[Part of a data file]

┄┄┄┄┄┄┄┄┄┄

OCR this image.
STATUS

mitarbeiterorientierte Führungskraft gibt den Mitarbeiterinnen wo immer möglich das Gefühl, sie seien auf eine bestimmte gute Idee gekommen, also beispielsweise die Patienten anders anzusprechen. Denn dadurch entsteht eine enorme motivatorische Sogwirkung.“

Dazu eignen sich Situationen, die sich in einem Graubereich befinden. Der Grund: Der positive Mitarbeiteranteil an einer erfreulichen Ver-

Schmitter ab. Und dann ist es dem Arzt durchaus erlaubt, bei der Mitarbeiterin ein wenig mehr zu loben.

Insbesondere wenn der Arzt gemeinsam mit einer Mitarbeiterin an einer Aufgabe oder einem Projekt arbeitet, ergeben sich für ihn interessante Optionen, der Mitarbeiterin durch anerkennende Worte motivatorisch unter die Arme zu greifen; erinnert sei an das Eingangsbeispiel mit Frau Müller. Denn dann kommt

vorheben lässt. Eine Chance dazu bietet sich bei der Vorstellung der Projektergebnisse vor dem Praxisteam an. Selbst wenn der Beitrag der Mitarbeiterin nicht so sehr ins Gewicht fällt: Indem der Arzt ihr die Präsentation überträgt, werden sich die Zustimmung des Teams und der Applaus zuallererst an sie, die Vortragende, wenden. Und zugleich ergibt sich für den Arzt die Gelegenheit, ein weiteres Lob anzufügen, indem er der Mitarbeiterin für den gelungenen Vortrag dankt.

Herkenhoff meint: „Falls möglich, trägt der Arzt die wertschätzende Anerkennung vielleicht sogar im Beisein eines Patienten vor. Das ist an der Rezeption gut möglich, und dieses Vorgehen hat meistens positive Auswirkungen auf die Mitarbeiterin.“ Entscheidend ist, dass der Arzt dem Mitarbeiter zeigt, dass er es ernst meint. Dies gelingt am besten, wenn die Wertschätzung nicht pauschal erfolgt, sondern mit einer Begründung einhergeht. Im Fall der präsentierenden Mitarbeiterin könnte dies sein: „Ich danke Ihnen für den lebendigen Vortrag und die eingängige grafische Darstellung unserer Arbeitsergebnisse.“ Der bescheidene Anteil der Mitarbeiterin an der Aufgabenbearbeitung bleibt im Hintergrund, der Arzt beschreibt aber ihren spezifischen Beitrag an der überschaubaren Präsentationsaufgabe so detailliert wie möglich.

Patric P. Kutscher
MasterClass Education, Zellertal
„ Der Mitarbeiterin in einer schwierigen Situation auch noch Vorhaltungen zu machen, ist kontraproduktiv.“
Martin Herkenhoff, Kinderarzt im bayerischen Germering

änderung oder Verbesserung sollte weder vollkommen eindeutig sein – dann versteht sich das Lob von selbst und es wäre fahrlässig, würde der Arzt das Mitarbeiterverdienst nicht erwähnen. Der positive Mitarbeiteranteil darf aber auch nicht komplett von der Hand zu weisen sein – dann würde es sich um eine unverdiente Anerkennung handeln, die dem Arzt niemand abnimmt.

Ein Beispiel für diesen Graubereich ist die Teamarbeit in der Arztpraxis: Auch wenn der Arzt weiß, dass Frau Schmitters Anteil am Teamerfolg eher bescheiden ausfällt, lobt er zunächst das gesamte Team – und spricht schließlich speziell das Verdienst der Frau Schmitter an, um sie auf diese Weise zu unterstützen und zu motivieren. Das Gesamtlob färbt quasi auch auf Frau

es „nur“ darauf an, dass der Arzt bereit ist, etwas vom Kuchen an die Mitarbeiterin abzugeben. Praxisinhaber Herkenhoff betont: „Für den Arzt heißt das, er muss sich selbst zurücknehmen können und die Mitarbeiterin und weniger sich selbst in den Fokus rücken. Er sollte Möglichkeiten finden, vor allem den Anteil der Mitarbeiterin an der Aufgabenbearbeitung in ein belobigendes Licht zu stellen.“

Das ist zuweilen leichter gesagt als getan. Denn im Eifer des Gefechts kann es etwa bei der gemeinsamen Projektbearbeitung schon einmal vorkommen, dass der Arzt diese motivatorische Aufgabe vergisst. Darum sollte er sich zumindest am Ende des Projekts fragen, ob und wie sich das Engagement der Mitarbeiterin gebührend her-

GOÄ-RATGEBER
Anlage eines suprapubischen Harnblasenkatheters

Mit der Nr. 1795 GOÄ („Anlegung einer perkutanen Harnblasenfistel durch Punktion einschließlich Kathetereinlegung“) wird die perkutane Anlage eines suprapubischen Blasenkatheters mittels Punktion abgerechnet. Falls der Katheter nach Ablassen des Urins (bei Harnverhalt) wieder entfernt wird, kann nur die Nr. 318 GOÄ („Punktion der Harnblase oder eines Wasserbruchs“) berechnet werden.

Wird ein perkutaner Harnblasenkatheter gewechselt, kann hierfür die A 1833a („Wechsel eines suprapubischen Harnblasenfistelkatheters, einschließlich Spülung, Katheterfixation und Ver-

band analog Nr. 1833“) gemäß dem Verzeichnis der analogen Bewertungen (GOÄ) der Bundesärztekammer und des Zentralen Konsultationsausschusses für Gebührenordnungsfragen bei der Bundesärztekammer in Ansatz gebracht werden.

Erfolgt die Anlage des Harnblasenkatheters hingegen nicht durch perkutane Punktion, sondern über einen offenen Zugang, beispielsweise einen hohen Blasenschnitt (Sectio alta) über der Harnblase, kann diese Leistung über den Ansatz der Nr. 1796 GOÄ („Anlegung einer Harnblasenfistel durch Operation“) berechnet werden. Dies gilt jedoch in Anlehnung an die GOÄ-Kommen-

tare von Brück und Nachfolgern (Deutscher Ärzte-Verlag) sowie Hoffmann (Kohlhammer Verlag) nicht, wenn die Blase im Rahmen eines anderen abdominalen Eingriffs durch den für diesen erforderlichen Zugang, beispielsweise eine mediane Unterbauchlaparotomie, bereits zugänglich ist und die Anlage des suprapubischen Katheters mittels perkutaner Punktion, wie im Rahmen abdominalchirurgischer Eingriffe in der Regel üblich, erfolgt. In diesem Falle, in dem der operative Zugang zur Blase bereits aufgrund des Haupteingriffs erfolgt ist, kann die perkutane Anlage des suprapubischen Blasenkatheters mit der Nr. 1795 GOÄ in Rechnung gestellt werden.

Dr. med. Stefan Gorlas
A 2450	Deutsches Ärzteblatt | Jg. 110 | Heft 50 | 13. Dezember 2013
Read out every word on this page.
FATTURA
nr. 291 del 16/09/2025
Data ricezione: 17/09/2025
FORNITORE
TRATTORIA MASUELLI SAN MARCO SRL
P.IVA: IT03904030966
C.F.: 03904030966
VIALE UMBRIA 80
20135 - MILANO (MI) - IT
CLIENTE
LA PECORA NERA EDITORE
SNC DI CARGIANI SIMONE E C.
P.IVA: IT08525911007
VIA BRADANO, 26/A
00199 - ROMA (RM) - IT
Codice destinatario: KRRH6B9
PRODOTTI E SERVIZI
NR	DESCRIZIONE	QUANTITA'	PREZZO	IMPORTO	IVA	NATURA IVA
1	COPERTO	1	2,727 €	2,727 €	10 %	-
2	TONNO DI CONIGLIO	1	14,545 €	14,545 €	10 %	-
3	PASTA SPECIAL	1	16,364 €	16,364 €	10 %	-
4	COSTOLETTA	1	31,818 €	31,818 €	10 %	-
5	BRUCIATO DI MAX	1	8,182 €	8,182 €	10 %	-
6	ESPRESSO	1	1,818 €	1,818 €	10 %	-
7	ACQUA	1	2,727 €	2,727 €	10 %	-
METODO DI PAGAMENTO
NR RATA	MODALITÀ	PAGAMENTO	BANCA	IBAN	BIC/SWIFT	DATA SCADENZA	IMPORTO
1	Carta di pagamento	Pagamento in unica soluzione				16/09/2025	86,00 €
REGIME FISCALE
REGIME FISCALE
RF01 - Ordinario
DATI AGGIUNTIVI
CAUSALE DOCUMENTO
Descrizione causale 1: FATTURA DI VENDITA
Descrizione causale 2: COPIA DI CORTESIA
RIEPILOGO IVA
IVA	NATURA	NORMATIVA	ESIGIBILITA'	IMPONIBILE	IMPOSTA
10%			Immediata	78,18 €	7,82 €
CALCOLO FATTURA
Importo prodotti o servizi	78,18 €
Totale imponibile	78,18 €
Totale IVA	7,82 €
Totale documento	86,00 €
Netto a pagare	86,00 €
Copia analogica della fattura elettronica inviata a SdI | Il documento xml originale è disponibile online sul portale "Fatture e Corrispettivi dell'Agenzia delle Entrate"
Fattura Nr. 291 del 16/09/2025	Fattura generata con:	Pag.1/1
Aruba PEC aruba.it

┄┄┄┄┄┄┄┄┄┄

Report how many lines of the records above contain the word "NATURA", and give only that number.

2